==== Task inputs

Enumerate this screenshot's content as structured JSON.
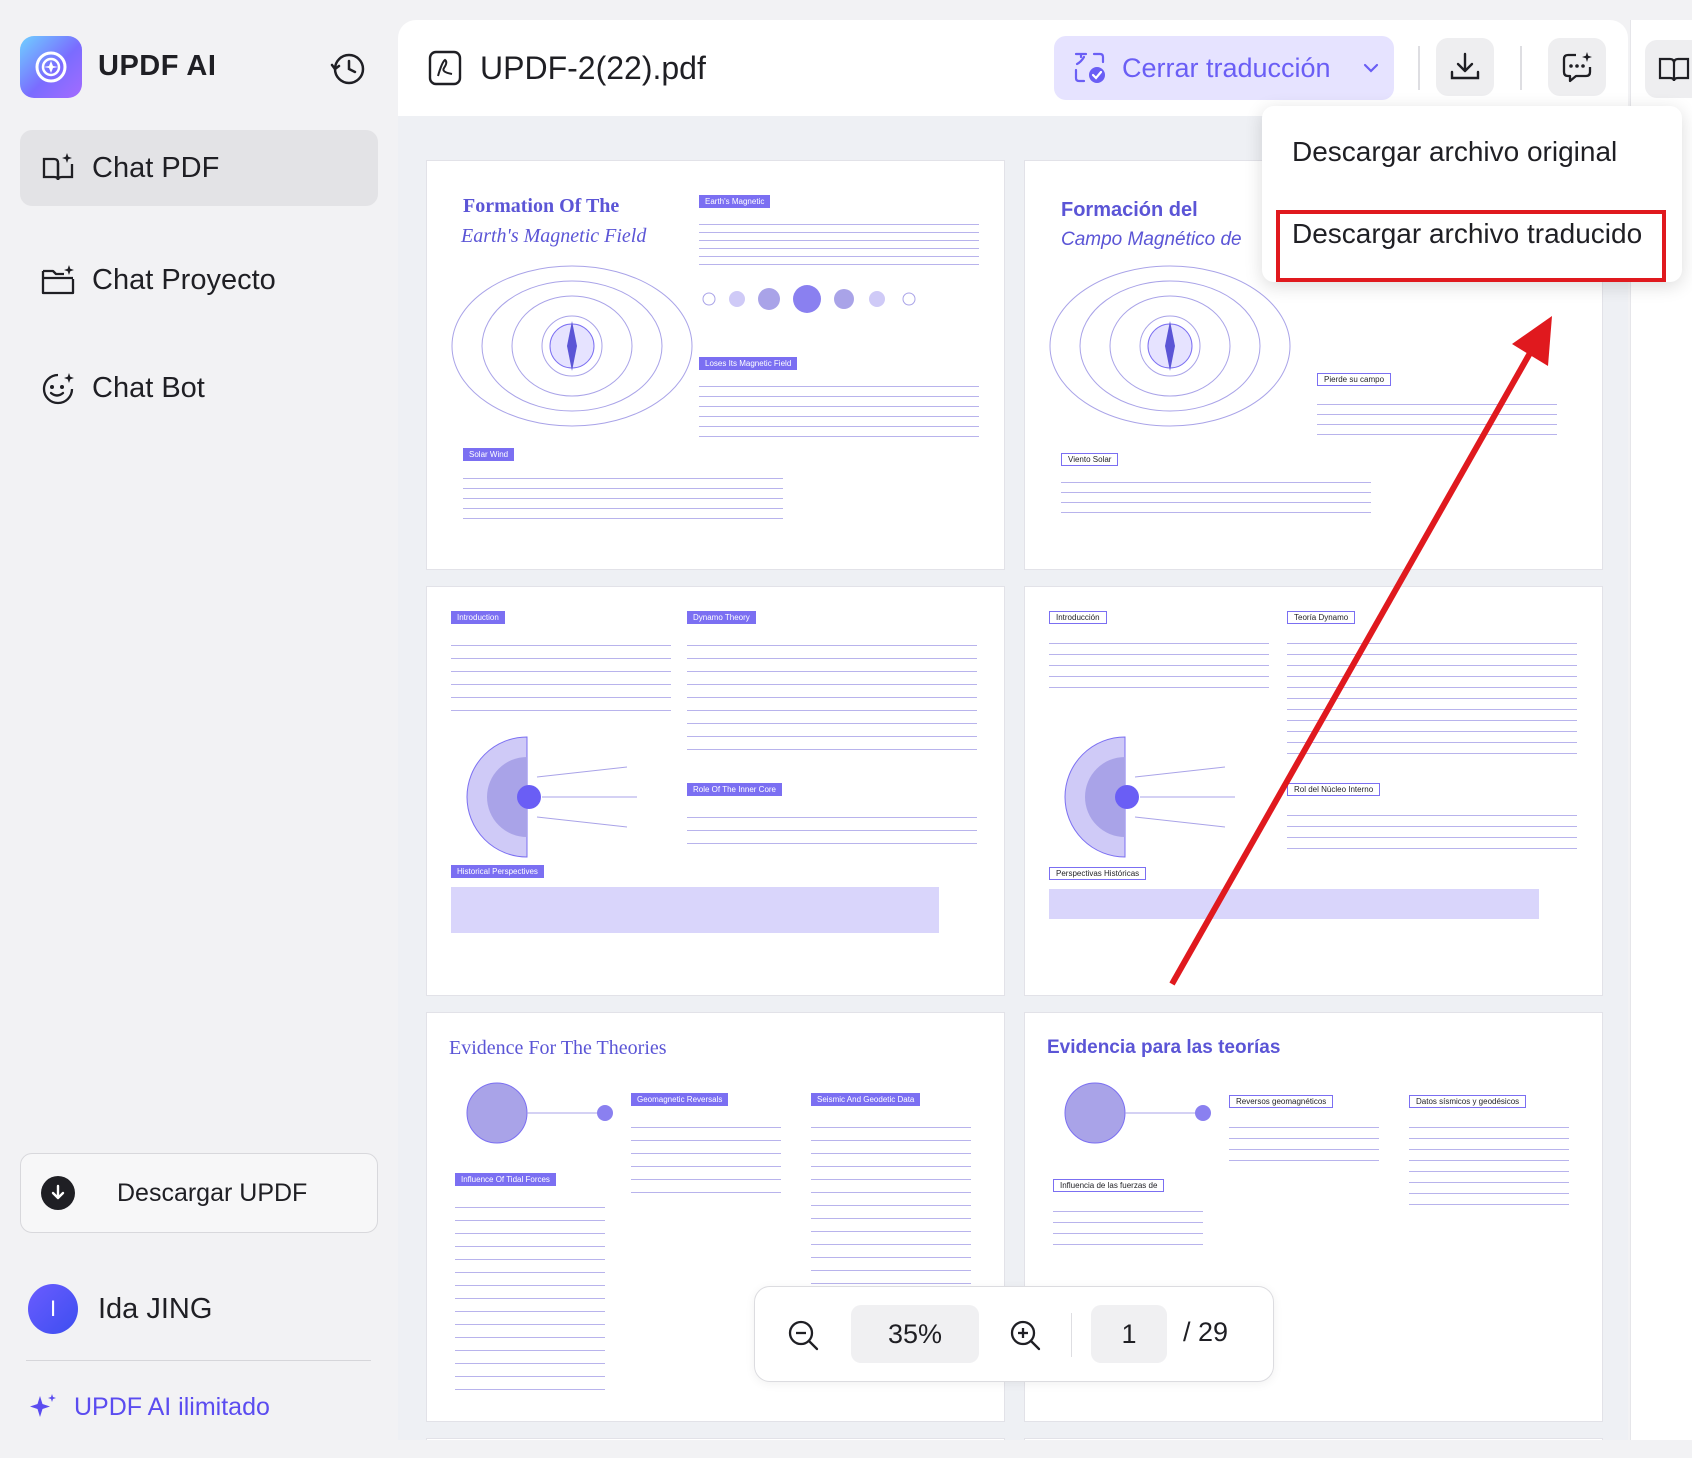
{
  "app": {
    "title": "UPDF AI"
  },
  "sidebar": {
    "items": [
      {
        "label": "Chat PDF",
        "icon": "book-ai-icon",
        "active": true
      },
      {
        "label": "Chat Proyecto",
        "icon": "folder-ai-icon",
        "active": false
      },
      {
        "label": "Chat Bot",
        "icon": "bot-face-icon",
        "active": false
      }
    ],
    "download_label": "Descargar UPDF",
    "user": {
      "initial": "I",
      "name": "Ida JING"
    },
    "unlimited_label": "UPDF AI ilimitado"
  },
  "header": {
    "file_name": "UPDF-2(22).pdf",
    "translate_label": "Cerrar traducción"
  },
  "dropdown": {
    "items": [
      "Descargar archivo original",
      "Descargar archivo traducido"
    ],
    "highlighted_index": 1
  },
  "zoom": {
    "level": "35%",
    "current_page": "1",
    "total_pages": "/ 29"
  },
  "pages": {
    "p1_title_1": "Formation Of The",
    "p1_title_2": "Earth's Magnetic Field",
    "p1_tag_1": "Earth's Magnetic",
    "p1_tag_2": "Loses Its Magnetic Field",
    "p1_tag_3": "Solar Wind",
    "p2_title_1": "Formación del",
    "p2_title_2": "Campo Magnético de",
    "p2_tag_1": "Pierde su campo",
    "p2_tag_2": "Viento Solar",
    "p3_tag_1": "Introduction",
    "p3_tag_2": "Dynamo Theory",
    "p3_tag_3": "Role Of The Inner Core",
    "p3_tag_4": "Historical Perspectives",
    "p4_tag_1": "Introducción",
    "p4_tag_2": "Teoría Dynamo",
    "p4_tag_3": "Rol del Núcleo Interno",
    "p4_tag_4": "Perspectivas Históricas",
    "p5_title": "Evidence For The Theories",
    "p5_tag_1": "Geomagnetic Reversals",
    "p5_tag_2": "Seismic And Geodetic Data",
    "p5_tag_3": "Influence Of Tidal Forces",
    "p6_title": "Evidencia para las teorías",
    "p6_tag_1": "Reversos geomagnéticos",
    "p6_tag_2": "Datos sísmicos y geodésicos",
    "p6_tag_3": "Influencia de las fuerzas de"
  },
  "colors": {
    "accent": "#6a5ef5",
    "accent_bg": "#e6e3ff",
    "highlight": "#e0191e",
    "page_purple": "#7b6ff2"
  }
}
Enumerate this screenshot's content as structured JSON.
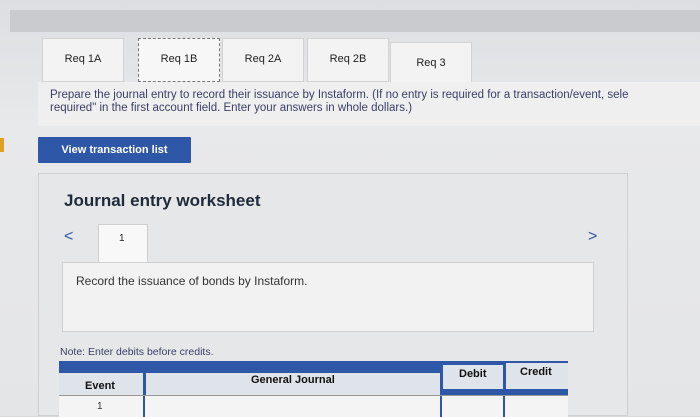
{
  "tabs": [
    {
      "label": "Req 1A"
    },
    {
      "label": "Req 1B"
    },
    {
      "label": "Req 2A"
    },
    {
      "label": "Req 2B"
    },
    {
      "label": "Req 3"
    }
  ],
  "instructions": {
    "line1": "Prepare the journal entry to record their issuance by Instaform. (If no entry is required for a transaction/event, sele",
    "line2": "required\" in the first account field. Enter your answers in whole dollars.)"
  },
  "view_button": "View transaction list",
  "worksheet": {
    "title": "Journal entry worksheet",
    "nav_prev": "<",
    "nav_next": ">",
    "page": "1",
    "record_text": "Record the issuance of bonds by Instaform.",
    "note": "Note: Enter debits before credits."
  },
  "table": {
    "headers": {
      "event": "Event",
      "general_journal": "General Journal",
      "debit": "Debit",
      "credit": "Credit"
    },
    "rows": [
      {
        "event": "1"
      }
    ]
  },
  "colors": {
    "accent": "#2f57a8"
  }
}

========

Write out the listing word for word, omitting the pictures it holds.

Enumerate this screenshot's content as structured JSON.
{
  "app": {
    "title": "UPDF AI"
  },
  "sidebar": {
    "items": [
      {
        "label": "Chat PDF",
        "icon": "book-ai-icon",
        "active": true
      },
      {
        "label": "Chat Proyecto",
        "icon": "folder-ai-icon",
        "active": false
      },
      {
        "label": "Chat Bot",
        "icon": "bot-face-icon",
        "active": false
      }
    ],
    "download_label": "Descargar UPDF",
    "user": {
      "initial": "I",
      "name": "Ida JING"
    },
    "unlimited_label": "UPDF AI ilimitado"
  },
  "header": {
    "file_name": "UPDF-2(22).pdf",
    "translate_label": "Cerrar traducción"
  },
  "dropdown": {
    "items": [
      "Descargar archivo original",
      "Descargar archivo traducido"
    ],
    "highlighted_index": 1
  },
  "zoom": {
    "level": "35%",
    "current_page": "1",
    "total_pages": "/ 29"
  },
  "pages": {
    "p1_title_1": "Formation Of The",
    "p1_title_2": "Earth's Magnetic Field",
    "p1_tag_1": "Earth's Magnetic",
    "p1_tag_2": "Loses Its Magnetic Field",
    "p1_tag_3": "Solar Wind",
    "p2_title_1": "Formación del",
    "p2_title_2": "Campo Magnético de",
    "p2_tag_1": "Pierde su campo",
    "p2_tag_2": "Viento Solar",
    "p3_tag_1": "Introduction",
    "p3_tag_2": "Dynamo Theory",
    "p3_tag_3": "Role Of The Inner Core",
    "p3_tag_4": "Historical Perspectives",
    "p4_tag_1": "Introducción",
    "p4_tag_2": "Teoría Dynamo",
    "p4_tag_3": "Rol del Núcleo Interno",
    "p4_tag_4": "Perspectivas Históricas",
    "p5_title": "Evidence For The Theories",
    "p5_tag_1": "Geomagnetic Reversals",
    "p5_tag_2": "Seismic And Geodetic Data",
    "p5_tag_3": "Influence Of Tidal Forces",
    "p6_title": "Evidencia para las teorías",
    "p6_tag_1": "Reversos geomagnéticos",
    "p6_tag_2": "Datos sísmicos y geodésicos",
    "p6_tag_3": "Influencia de las fuerzas de"
  },
  "colors": {
    "accent": "#6a5ef5",
    "accent_bg": "#e6e3ff",
    "highlight": "#e0191e",
    "page_purple": "#7b6ff2"
  }
}
Enumerate this screenshot's content as structured JSON.
{
  "tabs": [
    {
      "label": "Req 1A"
    },
    {
      "label": "Req 1B"
    },
    {
      "label": "Req 2A"
    },
    {
      "label": "Req 2B"
    },
    {
      "label": "Req 3"
    }
  ],
  "instructions": {
    "line1": "Prepare the journal entry to record their issuance by Instaform. (If no entry is required for a transaction/event, sele",
    "line2": "required\" in the first account field. Enter your answers in whole dollars.)"
  },
  "view_button": "View transaction list",
  "worksheet": {
    "title": "Journal entry worksheet",
    "nav_prev": "<",
    "nav_next": ">",
    "page": "1",
    "record_text": "Record the issuance of bonds by Instaform.",
    "note": "Note: Enter debits before credits."
  },
  "table": {
    "headers": {
      "event": "Event",
      "general_journal": "General Journal",
      "debit": "Debit",
      "credit": "Credit"
    },
    "rows": [
      {
        "event": "1"
      }
    ]
  },
  "colors": {
    "accent": "#2f57a8"
  }
}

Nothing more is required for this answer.